## Set task:
Write out all of the data exactly as it appears.

## Record list:

■ ■ ■

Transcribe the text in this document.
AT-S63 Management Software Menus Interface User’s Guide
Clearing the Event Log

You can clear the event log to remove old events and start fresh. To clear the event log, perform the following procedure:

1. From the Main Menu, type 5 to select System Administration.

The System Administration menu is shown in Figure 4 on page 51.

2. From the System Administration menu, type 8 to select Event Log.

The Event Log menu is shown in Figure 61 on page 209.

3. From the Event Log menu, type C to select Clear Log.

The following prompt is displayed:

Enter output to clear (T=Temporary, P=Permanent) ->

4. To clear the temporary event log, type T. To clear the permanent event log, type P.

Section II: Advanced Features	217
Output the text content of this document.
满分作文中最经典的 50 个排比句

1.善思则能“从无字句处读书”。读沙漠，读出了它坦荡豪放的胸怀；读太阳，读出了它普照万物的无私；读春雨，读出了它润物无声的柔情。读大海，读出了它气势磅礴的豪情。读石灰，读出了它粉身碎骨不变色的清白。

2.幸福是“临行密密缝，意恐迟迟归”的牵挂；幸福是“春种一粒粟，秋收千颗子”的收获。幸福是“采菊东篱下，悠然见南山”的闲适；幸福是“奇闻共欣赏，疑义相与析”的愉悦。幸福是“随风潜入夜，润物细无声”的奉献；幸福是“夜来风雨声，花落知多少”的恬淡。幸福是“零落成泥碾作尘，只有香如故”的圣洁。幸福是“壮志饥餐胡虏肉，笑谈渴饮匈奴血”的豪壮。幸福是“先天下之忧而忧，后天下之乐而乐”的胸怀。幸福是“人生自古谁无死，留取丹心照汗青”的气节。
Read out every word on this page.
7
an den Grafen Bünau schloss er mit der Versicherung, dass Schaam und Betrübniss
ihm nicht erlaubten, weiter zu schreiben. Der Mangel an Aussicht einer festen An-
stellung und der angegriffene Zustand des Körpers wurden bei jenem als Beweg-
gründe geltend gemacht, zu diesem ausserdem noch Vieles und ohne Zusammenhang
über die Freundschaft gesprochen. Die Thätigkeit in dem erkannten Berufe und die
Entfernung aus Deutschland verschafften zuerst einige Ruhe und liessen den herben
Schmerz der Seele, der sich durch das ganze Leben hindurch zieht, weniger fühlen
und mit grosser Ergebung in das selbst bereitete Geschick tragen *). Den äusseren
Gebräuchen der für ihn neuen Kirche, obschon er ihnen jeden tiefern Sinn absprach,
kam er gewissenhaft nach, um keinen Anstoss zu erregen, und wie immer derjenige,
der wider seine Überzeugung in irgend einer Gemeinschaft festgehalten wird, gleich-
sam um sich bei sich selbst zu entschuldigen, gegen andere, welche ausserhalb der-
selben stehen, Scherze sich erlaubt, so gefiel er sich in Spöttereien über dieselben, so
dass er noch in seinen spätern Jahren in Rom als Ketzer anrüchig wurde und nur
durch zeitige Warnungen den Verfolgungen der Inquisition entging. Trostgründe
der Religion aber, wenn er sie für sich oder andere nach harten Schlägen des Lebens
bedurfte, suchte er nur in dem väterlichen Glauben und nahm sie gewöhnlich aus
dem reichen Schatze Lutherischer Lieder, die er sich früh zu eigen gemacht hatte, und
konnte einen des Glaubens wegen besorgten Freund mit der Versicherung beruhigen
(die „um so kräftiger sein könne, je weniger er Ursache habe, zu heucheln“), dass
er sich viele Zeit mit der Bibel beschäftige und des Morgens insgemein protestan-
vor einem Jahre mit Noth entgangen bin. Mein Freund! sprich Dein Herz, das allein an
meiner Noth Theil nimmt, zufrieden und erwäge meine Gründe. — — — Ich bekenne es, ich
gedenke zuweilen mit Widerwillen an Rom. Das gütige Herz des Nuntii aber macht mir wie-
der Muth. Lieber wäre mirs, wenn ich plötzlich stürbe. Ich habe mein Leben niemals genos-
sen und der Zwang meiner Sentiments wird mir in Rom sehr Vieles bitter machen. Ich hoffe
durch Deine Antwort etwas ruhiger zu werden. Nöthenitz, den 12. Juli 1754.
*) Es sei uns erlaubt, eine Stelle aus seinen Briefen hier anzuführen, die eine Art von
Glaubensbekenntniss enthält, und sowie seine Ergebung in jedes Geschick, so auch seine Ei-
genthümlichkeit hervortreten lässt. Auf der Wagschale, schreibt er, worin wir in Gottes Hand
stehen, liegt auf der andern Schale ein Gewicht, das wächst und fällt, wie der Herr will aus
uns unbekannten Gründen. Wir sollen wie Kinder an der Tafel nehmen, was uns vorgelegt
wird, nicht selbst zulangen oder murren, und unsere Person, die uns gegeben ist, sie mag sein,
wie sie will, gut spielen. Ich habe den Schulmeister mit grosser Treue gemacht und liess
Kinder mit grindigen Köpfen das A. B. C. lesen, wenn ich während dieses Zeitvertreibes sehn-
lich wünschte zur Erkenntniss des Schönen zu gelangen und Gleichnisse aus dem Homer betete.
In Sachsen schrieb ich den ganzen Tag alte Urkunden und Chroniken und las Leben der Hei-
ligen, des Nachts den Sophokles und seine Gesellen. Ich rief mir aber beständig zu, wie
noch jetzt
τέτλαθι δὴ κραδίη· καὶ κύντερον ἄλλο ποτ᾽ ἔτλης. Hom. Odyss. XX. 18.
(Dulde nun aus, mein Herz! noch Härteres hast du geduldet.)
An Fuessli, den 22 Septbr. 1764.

■ ■ ■

## Answer to the problem:
Transcribe the text in this document.
AT-S63 Management Software Menus Interface User’s Guide
Clearing the Event Log

You can clear the event log to remove old events and start fresh. To clear the event log, perform the following procedure:

1. From the Main Menu, type 5 to select System Administration.

The System Administration menu is shown in Figure 4 on page 51.

2. From the System Administration menu, type 8 to select Event Log.

The Event Log menu is shown in Figure 61 on page 209.

3. From the Event Log menu, type C to select Clear Log.

The following prompt is displayed:

Enter output to clear (T=Temporary, P=Permanent) ->

4. To clear the temporary event log, type T. To clear the permanent event log, type P.

Section II: Advanced Features	217
Output the text content of this document.
满分作文中最经典的 50 个排比句

1.善思则能“从无字句处读书”。读沙漠，读出了它坦荡豪放的胸怀；读太阳，读出了它普照万物的无私；读春雨，读出了它润物无声的柔情。读大海，读出了它气势磅礴的豪情。读石灰，读出了它粉身碎骨不变色的清白。

2.幸福是“临行密密缝，意恐迟迟归”的牵挂；幸福是“春种一粒粟，秋收千颗子”的收获。幸福是“采菊东篱下，悠然见南山”的闲适；幸福是“奇闻共欣赏，疑义相与析”的愉悦。幸福是“随风潜入夜，润物细无声”的奉献；幸福是“夜来风雨声，花落知多少”的恬淡。幸福是“零落成泥碾作尘，只有香如故”的圣洁。幸福是“壮志饥餐胡虏肉，笑谈渴饮匈奴血”的豪壮。幸福是“先天下之忧而忧，后天下之乐而乐”的胸怀。幸福是“人生自古谁无死，留取丹心照汗青”的气节。
Read out every word on this page.
7
an den Grafen Bünau schloss er mit der Versicherung, dass Schaam und Betrübniss
ihm nicht erlaubten, weiter zu schreiben. Der Mangel an Aussicht einer festen An-
stellung und der angegriffene Zustand des Körpers wurden bei jenem als Beweg-
gründe geltend gemacht, zu diesem ausserdem noch Vieles und ohne Zusammenhang
über die Freundschaft gesprochen. Die Thätigkeit in dem erkannten Berufe und die
Entfernung aus Deutschland verschafften zuerst einige Ruhe und liessen den herben
Schmerz der Seele, der sich durch das ganze Leben hindurch zieht, weniger fühlen
und mit grosser Ergebung in das selbst bereitete Geschick tragen *). Den äusseren
Gebräuchen der für ihn neuen Kirche, obschon er ihnen jeden tiefern Sinn absprach,
kam er gewissenhaft nach, um keinen Anstoss zu erregen, und wie immer derjenige,
der wider seine Überzeugung in irgend einer Gemeinschaft festgehalten wird, gleich-
sam um sich bei sich selbst zu entschuldigen, gegen andere, welche ausserhalb der-
selben stehen, Scherze sich erlaubt, so gefiel er sich in Spöttereien über dieselben, so
dass er noch in seinen spätern Jahren in Rom als Ketzer anrüchig wurde und nur
durch zeitige Warnungen den Verfolgungen der Inquisition entging. Trostgründe
der Religion aber, wenn er sie für sich oder andere nach harten Schlägen des Lebens
bedurfte, suchte er nur in dem väterlichen Glauben und nahm sie gewöhnlich aus
dem reichen Schatze Lutherischer Lieder, die er sich früh zu eigen gemacht hatte, und
konnte einen des Glaubens wegen besorgten Freund mit der Versicherung beruhigen
(die „um so kräftiger sein könne, je weniger er Ursache habe, zu heucheln“), dass
er sich viele Zeit mit der Bibel beschäftige und des Morgens insgemein protestan-
vor einem Jahre mit Noth entgangen bin. Mein Freund! sprich Dein Herz, das allein an
meiner Noth Theil nimmt, zufrieden und erwäge meine Gründe. — — — Ich bekenne es, ich
gedenke zuweilen mit Widerwillen an Rom. Das gütige Herz des Nuntii aber macht mir wie-
der Muth. Lieber wäre mirs, wenn ich plötzlich stürbe. Ich habe mein Leben niemals genos-
sen und der Zwang meiner Sentiments wird mir in Rom sehr Vieles bitter machen. Ich hoffe
durch Deine Antwort etwas ruhiger zu werden. Nöthenitz, den 12. Juli 1754.
*) Es sei uns erlaubt, eine Stelle aus seinen Briefen hier anzuführen, die eine Art von
Glaubensbekenntniss enthält, und sowie seine Ergebung in jedes Geschick, so auch seine Ei-
genthümlichkeit hervortreten lässt. Auf der Wagschale, schreibt er, worin wir in Gottes Hand
stehen, liegt auf der andern Schale ein Gewicht, das wächst und fällt, wie der Herr will aus
uns unbekannten Gründen. Wir sollen wie Kinder an der Tafel nehmen, was uns vorgelegt
wird, nicht selbst zulangen oder murren, und unsere Person, die uns gegeben ist, sie mag sein,
wie sie will, gut spielen. Ich habe den Schulmeister mit grosser Treue gemacht und liess
Kinder mit grindigen Köpfen das A. B. C. lesen, wenn ich während dieses Zeitvertreibes sehn-
lich wünschte zur Erkenntniss des Schönen zu gelangen und Gleichnisse aus dem Homer betete.
In Sachsen schrieb ich den ganzen Tag alte Urkunden und Chroniken und las Leben der Hei-
ligen, des Nachts den Sophokles und seine Gesellen. Ich rief mir aber beständig zu, wie
noch jetzt
τέτλαθι δὴ κραδίη· καὶ κύντερον ἄλλο ποτ᾽ ἔτλης. Hom. Odyss. XX. 18.
(Dulde nun aus, mein Herz! noch Härteres hast du geduldet.)
An Fuessli, den 22 Septbr. 1764.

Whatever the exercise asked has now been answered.